:: Your objective ::
Search the records that follow and extract every line containing the string "document".

:: Input rows ::
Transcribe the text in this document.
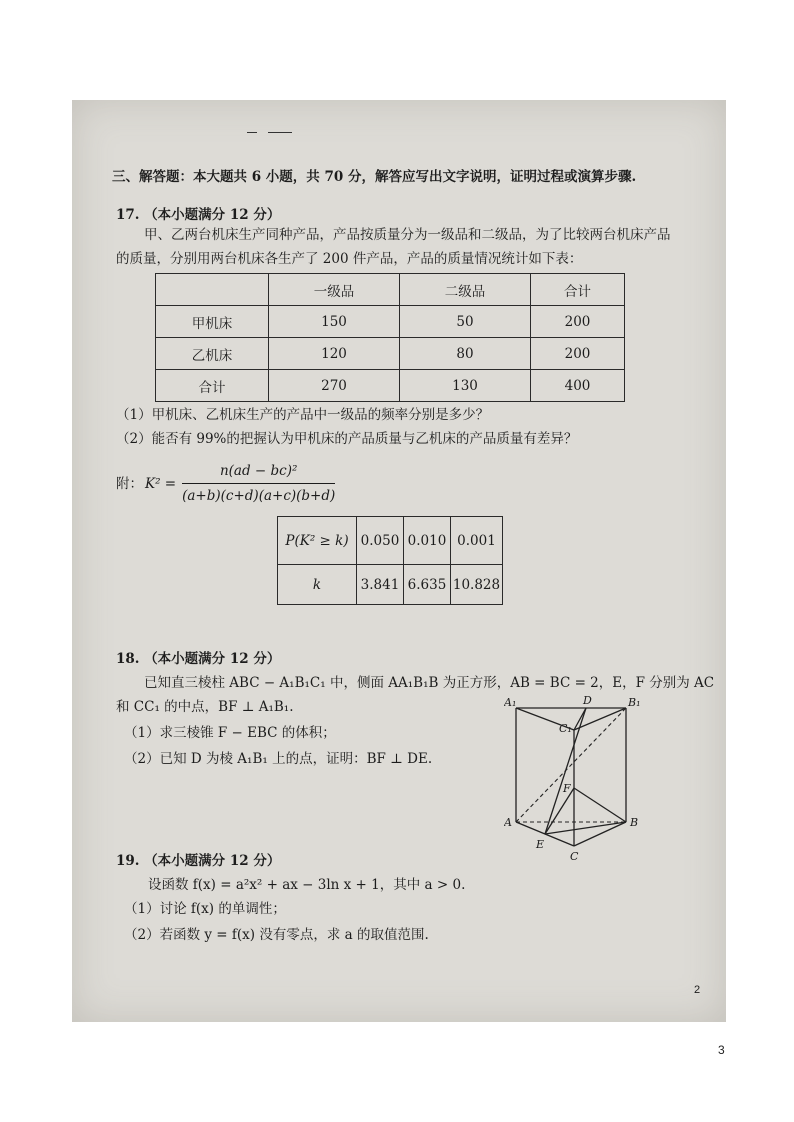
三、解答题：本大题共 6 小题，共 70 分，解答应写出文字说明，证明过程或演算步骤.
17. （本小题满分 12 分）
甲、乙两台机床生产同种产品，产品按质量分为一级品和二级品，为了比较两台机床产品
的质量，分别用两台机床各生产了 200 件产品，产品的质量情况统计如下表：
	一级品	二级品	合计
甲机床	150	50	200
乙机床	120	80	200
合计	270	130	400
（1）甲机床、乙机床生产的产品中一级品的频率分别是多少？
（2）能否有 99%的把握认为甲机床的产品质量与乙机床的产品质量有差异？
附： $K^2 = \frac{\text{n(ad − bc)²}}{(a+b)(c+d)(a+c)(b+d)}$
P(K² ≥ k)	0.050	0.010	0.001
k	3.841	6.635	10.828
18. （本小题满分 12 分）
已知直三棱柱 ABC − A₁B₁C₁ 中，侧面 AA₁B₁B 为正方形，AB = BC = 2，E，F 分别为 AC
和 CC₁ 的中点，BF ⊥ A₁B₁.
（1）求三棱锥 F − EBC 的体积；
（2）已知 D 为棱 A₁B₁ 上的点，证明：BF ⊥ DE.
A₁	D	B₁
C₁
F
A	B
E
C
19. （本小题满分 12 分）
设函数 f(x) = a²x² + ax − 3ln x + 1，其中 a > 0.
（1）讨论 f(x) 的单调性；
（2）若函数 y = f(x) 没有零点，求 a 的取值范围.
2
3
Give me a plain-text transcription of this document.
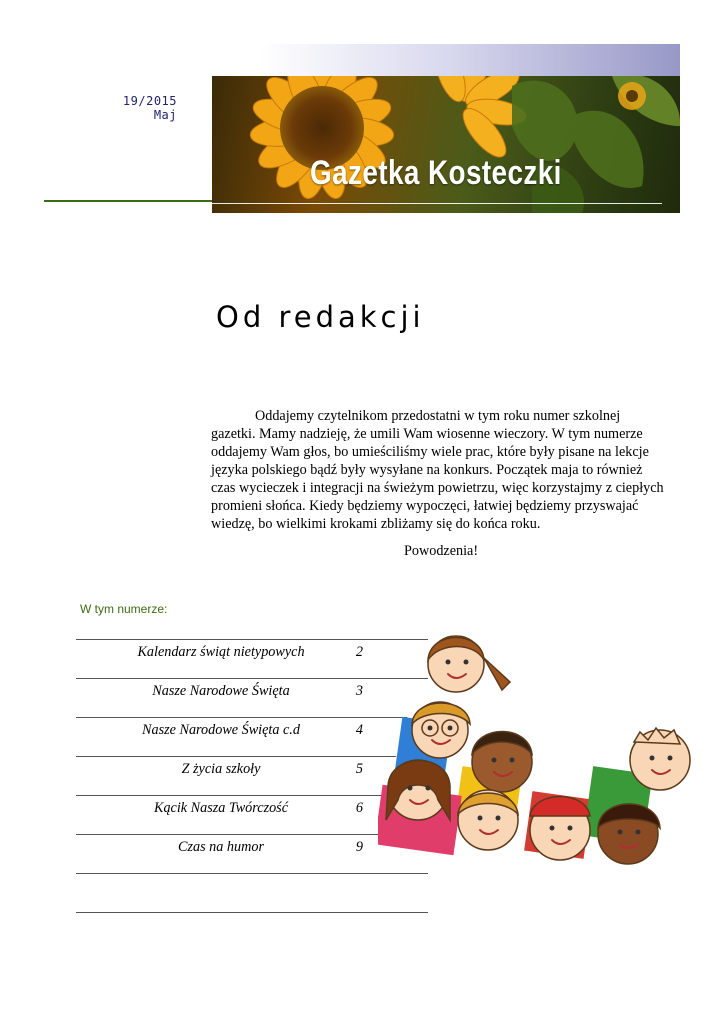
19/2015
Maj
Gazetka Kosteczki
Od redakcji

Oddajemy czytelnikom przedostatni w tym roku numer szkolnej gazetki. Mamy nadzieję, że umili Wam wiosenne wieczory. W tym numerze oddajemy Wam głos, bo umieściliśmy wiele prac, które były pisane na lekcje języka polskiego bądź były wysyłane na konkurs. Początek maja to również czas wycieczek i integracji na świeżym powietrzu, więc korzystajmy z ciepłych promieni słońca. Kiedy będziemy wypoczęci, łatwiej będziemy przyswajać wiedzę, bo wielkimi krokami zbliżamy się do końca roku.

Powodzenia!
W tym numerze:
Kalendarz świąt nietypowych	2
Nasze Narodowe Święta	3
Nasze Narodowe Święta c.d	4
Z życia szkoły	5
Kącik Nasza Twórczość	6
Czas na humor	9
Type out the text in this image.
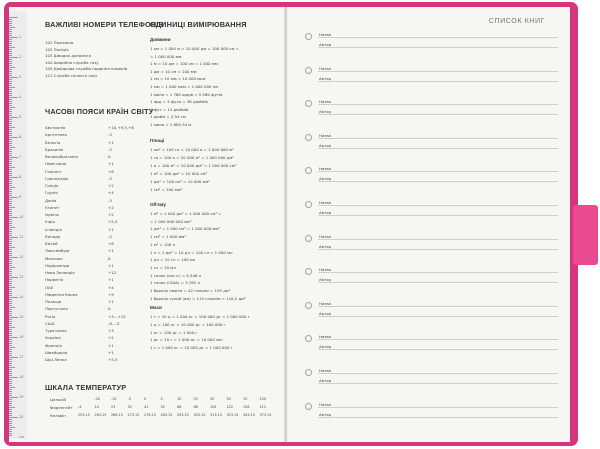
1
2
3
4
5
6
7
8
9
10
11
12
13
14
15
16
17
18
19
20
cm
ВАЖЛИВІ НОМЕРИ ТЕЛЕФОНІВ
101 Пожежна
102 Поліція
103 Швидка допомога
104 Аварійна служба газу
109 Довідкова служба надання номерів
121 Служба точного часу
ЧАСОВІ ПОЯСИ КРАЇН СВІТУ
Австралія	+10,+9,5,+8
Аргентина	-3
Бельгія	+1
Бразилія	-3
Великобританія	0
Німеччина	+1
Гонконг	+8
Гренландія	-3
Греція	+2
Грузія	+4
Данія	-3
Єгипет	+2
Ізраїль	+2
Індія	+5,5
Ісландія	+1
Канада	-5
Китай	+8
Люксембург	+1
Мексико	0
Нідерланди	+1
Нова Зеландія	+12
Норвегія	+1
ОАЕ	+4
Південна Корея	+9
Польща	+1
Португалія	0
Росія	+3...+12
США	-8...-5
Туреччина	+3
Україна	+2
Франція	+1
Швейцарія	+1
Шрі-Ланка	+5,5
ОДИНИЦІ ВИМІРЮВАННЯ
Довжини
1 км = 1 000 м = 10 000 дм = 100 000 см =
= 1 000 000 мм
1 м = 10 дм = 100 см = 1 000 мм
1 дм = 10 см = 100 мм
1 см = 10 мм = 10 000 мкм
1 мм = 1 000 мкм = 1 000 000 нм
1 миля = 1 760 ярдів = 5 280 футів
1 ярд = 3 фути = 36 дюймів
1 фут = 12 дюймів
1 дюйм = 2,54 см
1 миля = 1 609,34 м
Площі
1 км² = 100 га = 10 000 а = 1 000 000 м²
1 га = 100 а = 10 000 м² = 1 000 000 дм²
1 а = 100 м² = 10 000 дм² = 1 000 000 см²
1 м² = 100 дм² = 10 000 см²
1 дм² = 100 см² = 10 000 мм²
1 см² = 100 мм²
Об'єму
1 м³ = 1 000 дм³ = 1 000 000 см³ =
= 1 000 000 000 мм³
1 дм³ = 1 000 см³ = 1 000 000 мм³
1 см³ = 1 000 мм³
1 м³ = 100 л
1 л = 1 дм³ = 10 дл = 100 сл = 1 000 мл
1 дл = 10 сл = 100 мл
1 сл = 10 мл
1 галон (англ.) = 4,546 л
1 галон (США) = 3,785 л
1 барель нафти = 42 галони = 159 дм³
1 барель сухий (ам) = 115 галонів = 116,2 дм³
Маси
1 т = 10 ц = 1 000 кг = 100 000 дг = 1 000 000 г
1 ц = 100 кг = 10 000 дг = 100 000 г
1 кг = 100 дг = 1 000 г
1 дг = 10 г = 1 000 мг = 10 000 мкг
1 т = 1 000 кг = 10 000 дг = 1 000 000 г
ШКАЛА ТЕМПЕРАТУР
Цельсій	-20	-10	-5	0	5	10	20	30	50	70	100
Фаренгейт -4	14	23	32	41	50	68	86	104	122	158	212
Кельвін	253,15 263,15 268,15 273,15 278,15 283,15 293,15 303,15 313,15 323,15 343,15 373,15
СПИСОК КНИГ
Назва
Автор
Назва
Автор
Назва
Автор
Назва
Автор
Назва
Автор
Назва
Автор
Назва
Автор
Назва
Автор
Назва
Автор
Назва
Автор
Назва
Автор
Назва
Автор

:: Task result ::
Transcribe the text in this document.
Give me a plain-text transcription of this document.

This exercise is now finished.